REQUIRED TASK -
Below are records. Count every line containing the word "batteriet" and give the number alone.

DATASET RECORDS -

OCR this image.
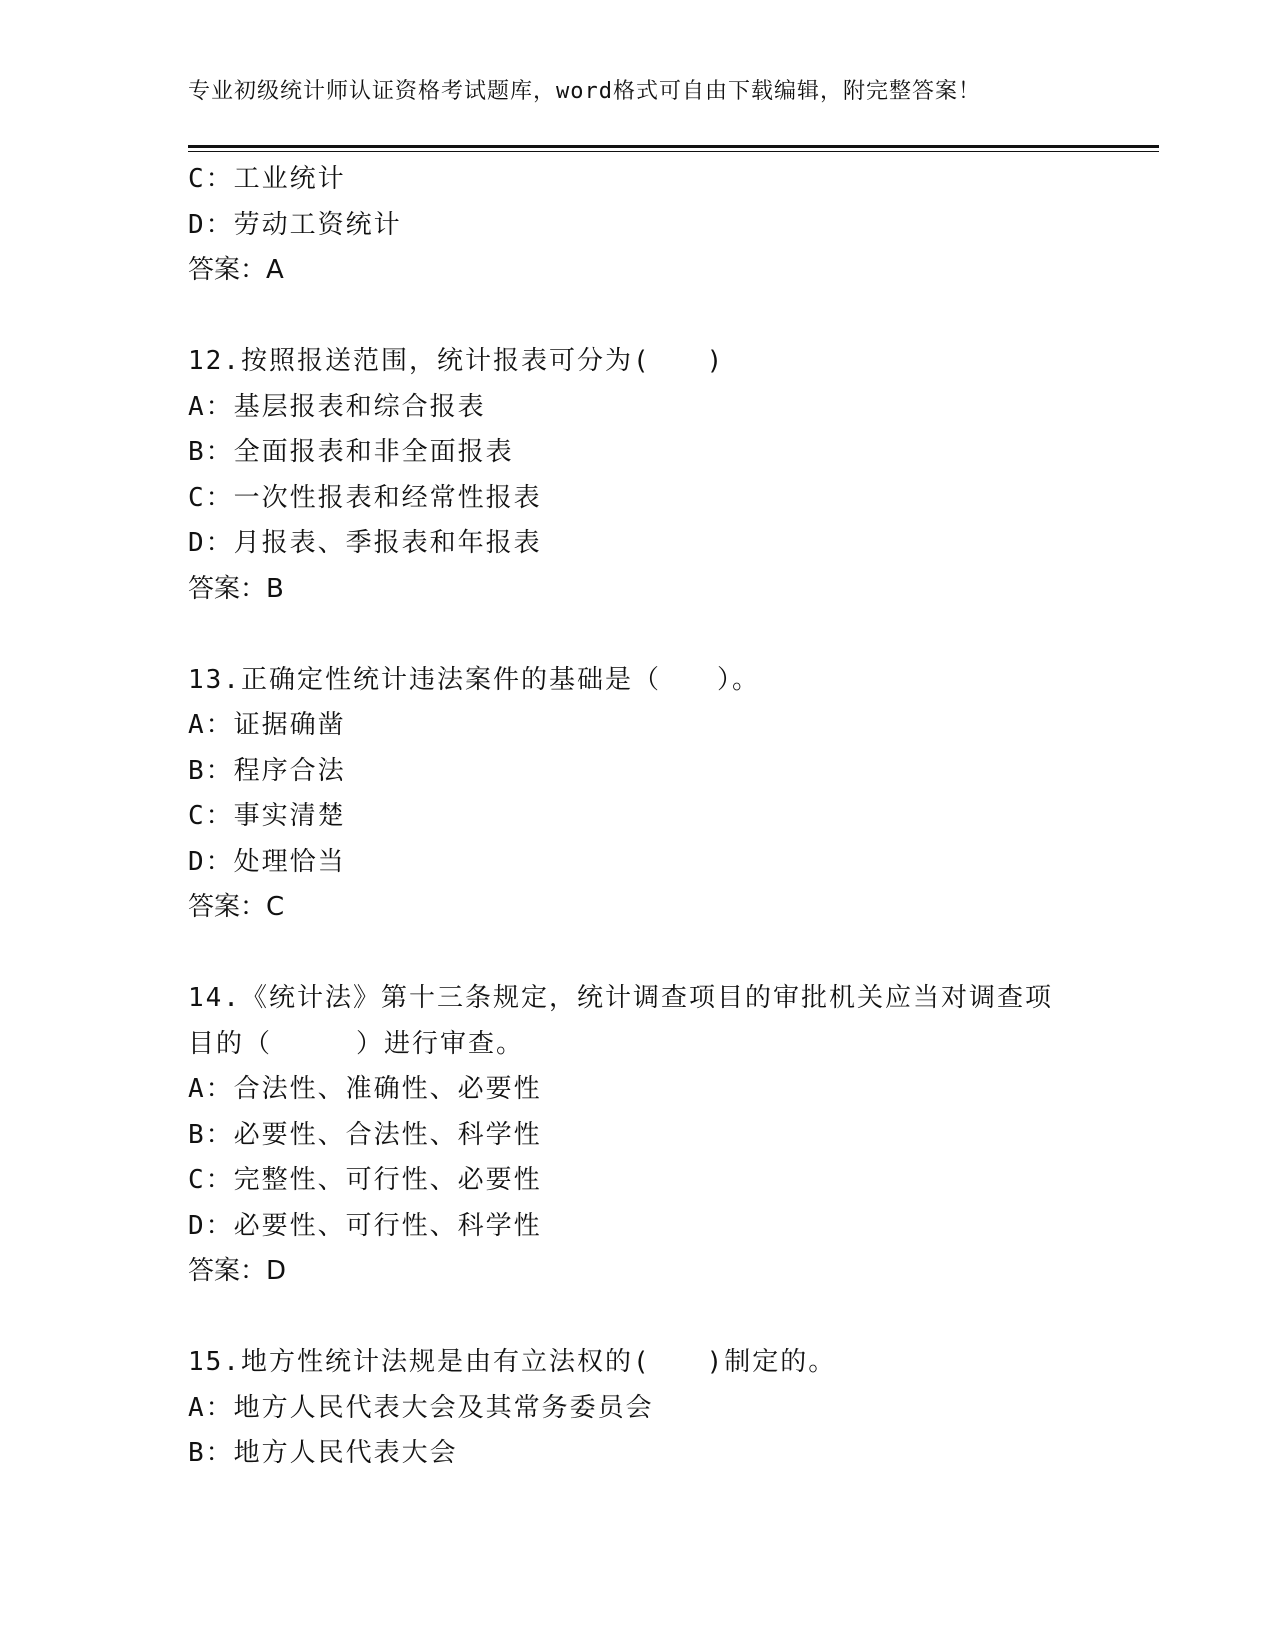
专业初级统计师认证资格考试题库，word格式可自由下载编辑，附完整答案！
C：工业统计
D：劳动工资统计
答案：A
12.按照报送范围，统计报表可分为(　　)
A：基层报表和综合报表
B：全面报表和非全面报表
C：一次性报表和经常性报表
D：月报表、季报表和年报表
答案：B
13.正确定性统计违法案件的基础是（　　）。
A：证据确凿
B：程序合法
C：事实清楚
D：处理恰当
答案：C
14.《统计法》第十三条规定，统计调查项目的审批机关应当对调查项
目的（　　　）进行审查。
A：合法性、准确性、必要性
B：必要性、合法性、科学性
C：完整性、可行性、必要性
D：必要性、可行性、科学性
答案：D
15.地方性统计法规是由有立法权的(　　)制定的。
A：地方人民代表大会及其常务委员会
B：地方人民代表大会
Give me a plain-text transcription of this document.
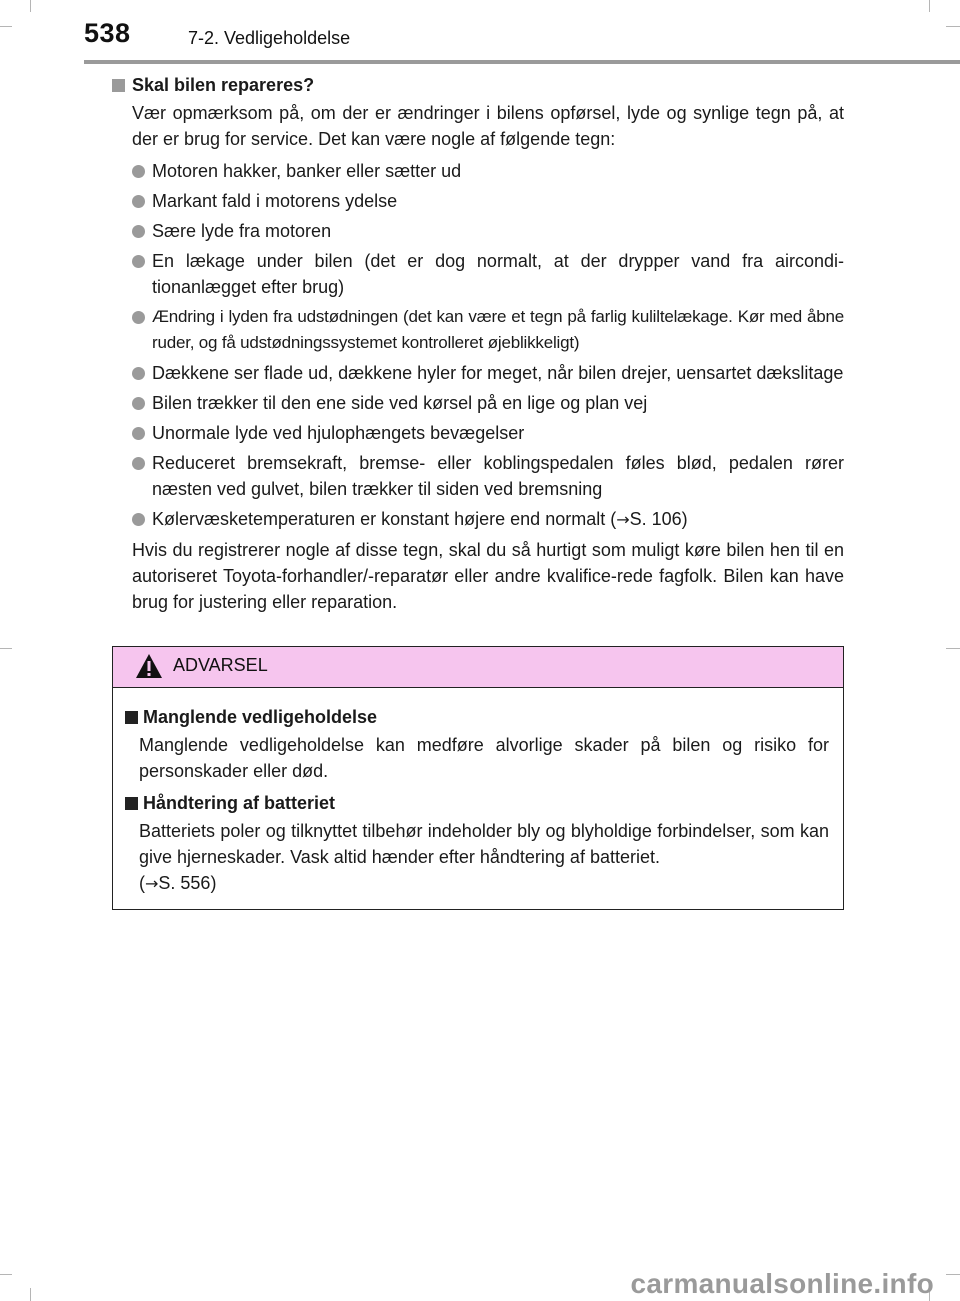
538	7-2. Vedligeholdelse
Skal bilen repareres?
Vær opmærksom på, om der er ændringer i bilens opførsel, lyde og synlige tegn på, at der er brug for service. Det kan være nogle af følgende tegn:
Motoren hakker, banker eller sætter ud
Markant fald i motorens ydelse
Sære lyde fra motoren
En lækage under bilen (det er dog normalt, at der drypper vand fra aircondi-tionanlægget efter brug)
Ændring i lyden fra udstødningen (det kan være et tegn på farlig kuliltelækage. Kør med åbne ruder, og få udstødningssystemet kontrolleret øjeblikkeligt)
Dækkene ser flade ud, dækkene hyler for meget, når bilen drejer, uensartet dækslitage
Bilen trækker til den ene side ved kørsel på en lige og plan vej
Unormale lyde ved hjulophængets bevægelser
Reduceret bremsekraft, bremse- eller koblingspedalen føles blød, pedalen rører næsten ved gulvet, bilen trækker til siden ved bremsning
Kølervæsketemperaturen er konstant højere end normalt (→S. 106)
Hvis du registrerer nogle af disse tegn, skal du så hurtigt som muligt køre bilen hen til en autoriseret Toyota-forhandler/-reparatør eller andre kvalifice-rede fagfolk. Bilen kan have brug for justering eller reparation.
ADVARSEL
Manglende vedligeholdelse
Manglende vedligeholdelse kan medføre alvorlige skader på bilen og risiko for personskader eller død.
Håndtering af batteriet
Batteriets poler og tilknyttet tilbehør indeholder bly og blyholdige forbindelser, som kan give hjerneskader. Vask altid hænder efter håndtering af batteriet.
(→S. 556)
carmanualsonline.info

EXERCISE OUTPUT -
2